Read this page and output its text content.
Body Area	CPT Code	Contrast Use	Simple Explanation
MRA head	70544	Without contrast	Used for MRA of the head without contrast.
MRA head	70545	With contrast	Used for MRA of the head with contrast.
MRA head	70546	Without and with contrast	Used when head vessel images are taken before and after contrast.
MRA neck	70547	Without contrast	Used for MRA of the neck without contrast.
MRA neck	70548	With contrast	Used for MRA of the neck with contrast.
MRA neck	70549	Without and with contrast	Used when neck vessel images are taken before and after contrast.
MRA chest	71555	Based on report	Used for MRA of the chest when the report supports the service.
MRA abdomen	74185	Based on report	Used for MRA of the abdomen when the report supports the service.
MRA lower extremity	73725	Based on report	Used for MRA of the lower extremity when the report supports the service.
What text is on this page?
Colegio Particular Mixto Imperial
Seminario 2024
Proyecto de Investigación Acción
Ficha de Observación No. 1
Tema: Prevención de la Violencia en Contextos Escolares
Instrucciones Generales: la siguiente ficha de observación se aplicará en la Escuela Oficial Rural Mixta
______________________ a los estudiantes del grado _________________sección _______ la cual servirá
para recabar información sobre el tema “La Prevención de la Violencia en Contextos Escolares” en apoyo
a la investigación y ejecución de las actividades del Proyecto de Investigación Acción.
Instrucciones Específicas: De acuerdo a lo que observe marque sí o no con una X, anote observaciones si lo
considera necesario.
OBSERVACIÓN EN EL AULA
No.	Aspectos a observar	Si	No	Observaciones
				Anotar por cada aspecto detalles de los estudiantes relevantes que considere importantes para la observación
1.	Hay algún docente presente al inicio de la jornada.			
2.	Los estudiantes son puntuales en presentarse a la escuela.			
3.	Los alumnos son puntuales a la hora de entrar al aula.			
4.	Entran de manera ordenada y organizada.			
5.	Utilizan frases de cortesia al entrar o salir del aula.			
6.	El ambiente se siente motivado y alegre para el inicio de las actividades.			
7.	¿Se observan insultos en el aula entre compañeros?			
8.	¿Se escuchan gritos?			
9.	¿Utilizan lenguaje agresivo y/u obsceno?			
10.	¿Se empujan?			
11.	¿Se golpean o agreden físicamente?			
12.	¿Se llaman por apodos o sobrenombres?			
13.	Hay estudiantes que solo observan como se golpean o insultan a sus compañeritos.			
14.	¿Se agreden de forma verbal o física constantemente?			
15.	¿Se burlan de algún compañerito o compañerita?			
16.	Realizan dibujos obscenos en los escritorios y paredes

What to work on.
Print the records above in full, exactly.

Correct response.
Read this page and output its text content.
Body Area	CPT Code	Contrast Use	Simple Explanation
MRA head	70544	Without contrast	Used for MRA of the head without contrast.
MRA head	70545	With contrast	Used for MRA of the head with contrast.
MRA head	70546	Without and with contrast	Used when head vessel images are taken before and after contrast.
MRA neck	70547	Without contrast	Used for MRA of the neck without contrast.
MRA neck	70548	With contrast	Used for MRA of the neck with contrast.
MRA neck	70549	Without and with contrast	Used when neck vessel images are taken before and after contrast.
MRA chest	71555	Based on report	Used for MRA of the chest when the report supports the service.
MRA abdomen	74185	Based on report	Used for MRA of the abdomen when the report supports the service.
MRA lower extremity	73725	Based on report	Used for MRA of the lower extremity when the report supports the service.
What text is on this page?
Colegio Particular Mixto Imperial
Seminario 2024
Proyecto de Investigación Acción
Ficha de Observación No. 1
Tema: Prevención de la Violencia en Contextos Escolares
Instrucciones Generales: la siguiente ficha de observación se aplicará en la Escuela Oficial Rural Mixta
______________________ a los estudiantes del grado _________________sección _______ la cual servirá
para recabar información sobre el tema “La Prevención de la Violencia en Contextos Escolares” en apoyo
a la investigación y ejecución de las actividades del Proyecto de Investigación Acción.
Instrucciones Específicas: De acuerdo a lo que observe marque sí o no con una X, anote observaciones si lo
considera necesario.
OBSERVACIÓN EN EL AULA
No.	Aspectos a observar	Si	No	Observaciones
				Anotar por cada aspecto detalles de los estudiantes relevantes que considere importantes para la observación
1.	Hay algún docente presente al inicio de la jornada.			
2.	Los estudiantes son puntuales en presentarse a la escuela.			
3.	Los alumnos son puntuales a la hora de entrar al aula.			
4.	Entran de manera ordenada y organizada.			
5.	Utilizan frases de cortesia al entrar o salir del aula.			
6.	El ambiente se siente motivado y alegre para el inicio de las actividades.			
7.	¿Se observan insultos en el aula entre compañeros?			
8.	¿Se escuchan gritos?			
9.	¿Utilizan lenguaje agresivo y/u obsceno?			
10.	¿Se empujan?			
11.	¿Se golpean o agreden físicamente?			
12.	¿Se llaman por apodos o sobrenombres?			
13.	Hay estudiantes que solo observan como se golpean o insultan a sus compañeritos.			
14.	¿Se agreden de forma verbal o física constantemente?			
15.	¿Se burlan de algún compañerito o compañerita?			
16.	Realizan dibujos obscenos en los escritorios y paredes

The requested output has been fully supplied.